--- START OF RECORD LIST ---

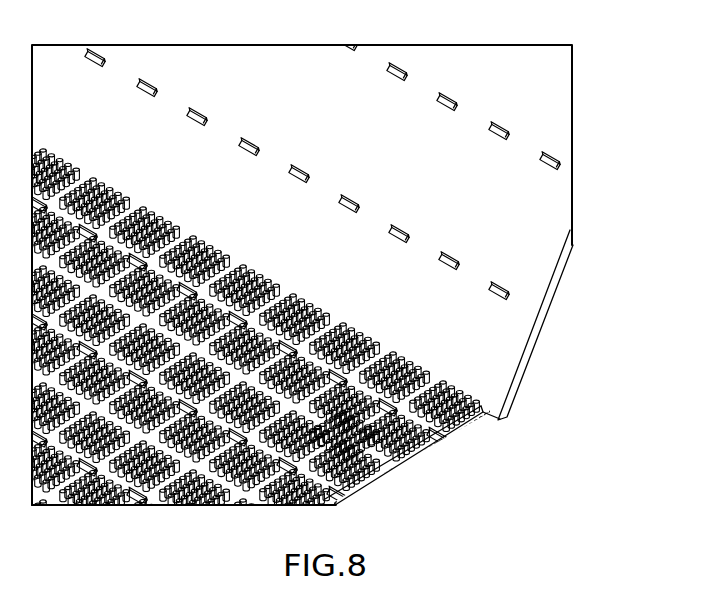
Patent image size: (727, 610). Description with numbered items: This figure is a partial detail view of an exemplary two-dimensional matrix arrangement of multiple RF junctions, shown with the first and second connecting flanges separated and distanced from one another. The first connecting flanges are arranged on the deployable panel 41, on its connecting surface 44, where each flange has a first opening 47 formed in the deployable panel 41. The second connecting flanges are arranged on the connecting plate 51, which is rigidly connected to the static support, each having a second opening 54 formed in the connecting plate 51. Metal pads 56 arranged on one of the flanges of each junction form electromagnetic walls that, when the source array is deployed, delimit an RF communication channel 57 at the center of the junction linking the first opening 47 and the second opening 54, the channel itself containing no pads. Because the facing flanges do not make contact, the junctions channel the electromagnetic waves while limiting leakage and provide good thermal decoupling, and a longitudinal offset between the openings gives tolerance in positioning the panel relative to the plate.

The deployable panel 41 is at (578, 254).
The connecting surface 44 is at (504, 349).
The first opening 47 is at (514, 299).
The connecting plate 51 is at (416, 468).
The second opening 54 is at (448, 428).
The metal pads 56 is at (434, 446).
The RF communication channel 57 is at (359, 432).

--- END OF RECORD LIST ---

- **EXERCISE AIM**:
Present every line of the entries above as a Markdown table with the columns "Row" and "Text," numbering the rows in order and omitting blank lines. Leave the pictures out of the answer.

- **EXPECTED ANSWER**:
| Row | Text |
|---|---|
| 1 | Patent image size: (727, 610). Description with numbered items: This figure is a partial detail view of an exemplary two-dimensional matrix arrangement of multiple RF junctions, shown with the first and second connecting flanges separated and distanced from one another. The first connecting flanges are arranged on the deployable panel 41, on its connecting surface 44, where each flange has a first opening 47 formed in the deployable panel 41. The second connecting flanges are arranged on the connecting plate 51, which is rigidly connected to the static support, each having a second opening 54 formed in the connecting plate 51. Metal pads 56 arranged on one of the flanges of each junction form electromagnetic walls that, when the source array is deployed, delimit an RF communication channel 57 at the center of the junction linking the first opening 47 and the second opening 54, the channel itself containing no pads. Because the facing flanges do not make contact, the junctions channel the electromagnetic waves while limiting leakage and provide good thermal decoupling, and a longitudinal offset between the openings gives tolerance in positioning the panel relative to the plate. |
| 2 | The deployable panel 41 is at (578, 254). |
| 3 | The connecting surface 44 is at (504, 349). |
| 4 | The first opening 47 is at (514, 299). |
| 5 | The connecting plate 51 is at (416, 468). |
| 6 | The second opening 54 is at (448, 428). |
| 7 | The metal pads 56 is at (434, 446). |
| 8 | The RF communication channel 57 is at (359, 432). |